Data items
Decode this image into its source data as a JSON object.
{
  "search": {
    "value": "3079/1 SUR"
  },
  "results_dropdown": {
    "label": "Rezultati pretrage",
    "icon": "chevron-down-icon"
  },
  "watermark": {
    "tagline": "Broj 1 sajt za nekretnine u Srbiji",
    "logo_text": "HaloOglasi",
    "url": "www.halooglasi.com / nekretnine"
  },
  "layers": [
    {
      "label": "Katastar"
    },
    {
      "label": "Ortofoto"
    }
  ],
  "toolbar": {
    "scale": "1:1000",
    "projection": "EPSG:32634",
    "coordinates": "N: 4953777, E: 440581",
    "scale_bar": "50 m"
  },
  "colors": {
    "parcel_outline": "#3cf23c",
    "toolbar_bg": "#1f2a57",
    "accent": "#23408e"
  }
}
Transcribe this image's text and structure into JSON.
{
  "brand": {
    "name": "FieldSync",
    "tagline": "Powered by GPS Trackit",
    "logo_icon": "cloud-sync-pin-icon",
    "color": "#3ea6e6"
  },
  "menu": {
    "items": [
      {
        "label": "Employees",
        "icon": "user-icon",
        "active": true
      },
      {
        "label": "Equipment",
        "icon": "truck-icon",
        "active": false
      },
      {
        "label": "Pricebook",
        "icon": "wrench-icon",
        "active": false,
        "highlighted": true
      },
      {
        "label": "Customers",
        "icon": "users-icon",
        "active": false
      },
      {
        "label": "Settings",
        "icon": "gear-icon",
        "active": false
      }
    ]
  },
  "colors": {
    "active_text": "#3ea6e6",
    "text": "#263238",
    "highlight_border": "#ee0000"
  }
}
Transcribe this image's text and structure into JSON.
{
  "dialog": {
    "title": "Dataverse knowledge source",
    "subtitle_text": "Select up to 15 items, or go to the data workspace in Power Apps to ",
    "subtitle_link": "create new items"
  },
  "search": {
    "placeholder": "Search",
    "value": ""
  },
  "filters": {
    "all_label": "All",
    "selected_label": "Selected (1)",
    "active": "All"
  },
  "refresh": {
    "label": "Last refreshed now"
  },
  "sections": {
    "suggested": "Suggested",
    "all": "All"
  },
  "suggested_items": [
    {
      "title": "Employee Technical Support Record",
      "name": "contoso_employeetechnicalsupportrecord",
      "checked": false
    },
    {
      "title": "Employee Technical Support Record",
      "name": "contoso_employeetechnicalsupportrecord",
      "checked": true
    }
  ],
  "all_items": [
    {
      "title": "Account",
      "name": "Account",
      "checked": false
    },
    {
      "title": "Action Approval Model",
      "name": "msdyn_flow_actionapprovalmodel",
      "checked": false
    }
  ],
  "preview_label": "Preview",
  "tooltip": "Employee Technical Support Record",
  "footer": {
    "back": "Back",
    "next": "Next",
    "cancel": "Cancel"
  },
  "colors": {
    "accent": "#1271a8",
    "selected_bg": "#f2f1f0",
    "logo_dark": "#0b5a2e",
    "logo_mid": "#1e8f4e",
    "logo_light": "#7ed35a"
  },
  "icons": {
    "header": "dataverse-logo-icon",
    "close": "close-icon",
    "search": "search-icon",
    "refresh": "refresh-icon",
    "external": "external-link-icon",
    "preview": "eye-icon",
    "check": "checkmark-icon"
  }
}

- [Aim] Copy all the lines above that hold the string "true".

- [Written solution]
        "active": true
        "highlighted": true
      "checked": true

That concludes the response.